====== TEXT BLOCK ======
"You should never have a few drinks when you are doing heart surgery. I think we can all agree on that!"

Colin Farrell in his most open interview ever

Colin Farrell in his most open interview ever

Irish movie star Colin Farrell has given his most honest interview ever in which he opens up about addiction, God, fatherhood and much more.

Farrell was talking to the Irish Independent and discussed his latest film The Killing of a Sacred Deer, which sees him star opposite Nicole Kidman as a surgeon cursed by the son of a patient who died on his operating table after he went into surgery after a couple of drinks.


Colin Farrell in his most open interview ever

Farrell laughed: “You should never have a few drinks when you are doing heart surgery. I think we can all agree on that!”

The film features a plot that carries more than a passing resemblance to the bible story of God asking Abraham to sacrifice his son Isaac.

Farrell explained his thoughts: “We have always looked for context in mythology, and the Bible to me is one of the great mythological books that has ever been written.

“The idea of sacrifice has always been a huge theme in the human experience, and there is no greater sacrifice than in this case the father taking the life of his child in the belief that there would be some resultant purification.

“I don’t align myself with any particular religion, or any particular philosophy on it. I have a mishmash of this and the other. But I tried very hard years and years ago to be an atheist, because I thought it was more interesting or I thought it had more intellectual validity or worth – and I couldn’t quite cross the bridge.

“I couldn’t quite make it to the other side. I do believe in something that is bigger than us. To someone who is atheist they would say that is a cop out. But I think there are other realms. I think there are greater things than the eye can see or the brain can even comprehend, especially when we are only using 10pc of the brain’s capability. So we can only comprehend what we can comprehend.

“Having said that, I don’t find science and religion to be a dividing force. I think they can go hand in hand.”

Farrell went on to talk about how his career has evolved, and how he dealt with the tougher times after some of his movies flopped.

“I feel that I am doing work that is more challenging to me as an actor and to me as a man. The work I am doing now is less physical. It is deeper.

“I rose very quickly through the ranks and had a lot of commercial success very early and couldn’t make head nor tail of it.

“Even through the years when I was doing big films, I was still doing Intermission or A Home At The End Of The World and still trying to do smaller films and sometimes it didn’t work that way.

One of Farrell’s most iconic roles was as a guilt-ridden hitman in the Martin McDonagh directed In Bruges.

The role came after two of Farrell’s big money movies Alexander and Miami Vice had been roundly criticised by the press.

“I always wanted to do In Bruges. I was feeling low enough on myself to allow that internal malaise to result in me saying to Martin: ‘Look, man. People are going to come into the cinema – if they come in, that is; they might stay away! – with a load of baggage from the last few films I’ve done’,”
======
# WORK TO COMPLETE
[a] Answer these questions using the Colin Farrell interview article:
(i) Which actress does Farrell star opposite in The Killing of a Sacred Deer?
(ii) What did Farrell try very hard to be years and years ago?
(iii) Which two of Farrell's big money movies had been roundly criticized by the press before In Bruges?
[b] Rewrite the Colin Farrell interview article from "Irish movie star" up to and including "ever been written.", putting "doctor" in place of "surgeon".
[c] Pick up the Colin Farrell interview article where it stops and carry it on.
====== LISTED ENTRIES ======
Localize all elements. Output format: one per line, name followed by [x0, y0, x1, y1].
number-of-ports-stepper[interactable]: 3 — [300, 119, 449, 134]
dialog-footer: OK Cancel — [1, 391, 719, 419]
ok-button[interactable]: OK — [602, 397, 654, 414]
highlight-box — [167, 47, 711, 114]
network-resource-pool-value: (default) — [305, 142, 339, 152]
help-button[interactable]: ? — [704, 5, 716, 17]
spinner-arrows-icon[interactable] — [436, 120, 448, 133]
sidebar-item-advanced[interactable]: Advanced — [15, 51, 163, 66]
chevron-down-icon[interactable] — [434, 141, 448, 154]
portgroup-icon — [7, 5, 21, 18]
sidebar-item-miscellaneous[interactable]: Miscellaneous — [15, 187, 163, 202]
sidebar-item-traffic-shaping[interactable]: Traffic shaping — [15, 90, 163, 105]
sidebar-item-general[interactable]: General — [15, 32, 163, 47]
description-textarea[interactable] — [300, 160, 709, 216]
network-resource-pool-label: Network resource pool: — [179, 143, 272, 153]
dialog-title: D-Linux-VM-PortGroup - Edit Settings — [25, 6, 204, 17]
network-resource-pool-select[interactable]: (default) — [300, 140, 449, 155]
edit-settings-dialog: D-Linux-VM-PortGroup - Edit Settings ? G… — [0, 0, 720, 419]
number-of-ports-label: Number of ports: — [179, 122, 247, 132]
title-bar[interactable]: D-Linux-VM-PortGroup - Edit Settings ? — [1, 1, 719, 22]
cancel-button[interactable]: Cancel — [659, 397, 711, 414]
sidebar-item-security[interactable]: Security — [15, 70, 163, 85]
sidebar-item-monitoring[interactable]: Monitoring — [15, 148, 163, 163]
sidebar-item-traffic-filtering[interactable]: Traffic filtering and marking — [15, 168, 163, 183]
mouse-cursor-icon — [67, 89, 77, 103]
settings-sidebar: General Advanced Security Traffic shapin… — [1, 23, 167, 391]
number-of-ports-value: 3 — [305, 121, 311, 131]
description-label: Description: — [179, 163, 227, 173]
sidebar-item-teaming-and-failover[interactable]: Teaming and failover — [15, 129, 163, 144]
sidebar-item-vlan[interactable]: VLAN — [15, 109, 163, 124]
======
# ANSWERS BY TASK
[a]
(i) Nicole Kidman
(ii) An atheist
(iii) Alexander and Miami Vice

[b]
Irish movie star Colin Farrell has given his most honest interview ever in which he opens up about addiction, God, fatherhood and much more.

Farrell was talking to the Irish Independent and discussed his latest film The Killing of a Sacred Deer, which sees him star opposite Nicole Kidman as a doctor cursed by the son of a patient who died on his operating table after he went into surgery after a couple of drinks.


Colin Farrell in his most open interview ever

Farrell laughed: “You should never have a few drinks when you are doing heart surgery. I think we can all agree on that!”

The film features a plot that carries more than a passing resemblance to the bible story of God asking Abraham to sacrifice his son Isaac.

Farrell explained his thoughts: “We have always looked for context in mythology, and the Bible to me is one of the great mythological books that has ever been written.

[c]
Farrell suffered a dark time during that period and said in a 2009 interview in GQ magazine: “I didn’t want to die. But I didn’t want to live.”

“It is certainly not abnormal what I went through, sadly. It is pretty much a garden variety tale of an addict, I suppose. And having an addiction and not knowing as a man what to do in a male-dominated society that puts worth and high value on emotions of alpha behaviour and pack mentalities and such.”

After filming Miami Vice, Farrell checked himself into rehab.

“I had just had it, man. I was done. For a long time I put the brakes on. For a long time. I could go mad for three, six months, and then I could pull back for a few months to try to re-enter the atmosphere. I couldn’t find the handbrake.
“When I came out of rehab that was the best sleep my mother had in 15 years!”

Farrell now spends his time raising his two sons, and talked about his lifestyle now.

“Run around. Whatever. Go up on hikes. I go into nature a lot, man. I go into nature a lot. I find nature pulls the steam out of you and f***s it over its own shoulder. I go on road trips and go to the cinema and hang out with my kids.

“I put on a bit of music. I just live. I just live it without being poison the way I was poison for years.”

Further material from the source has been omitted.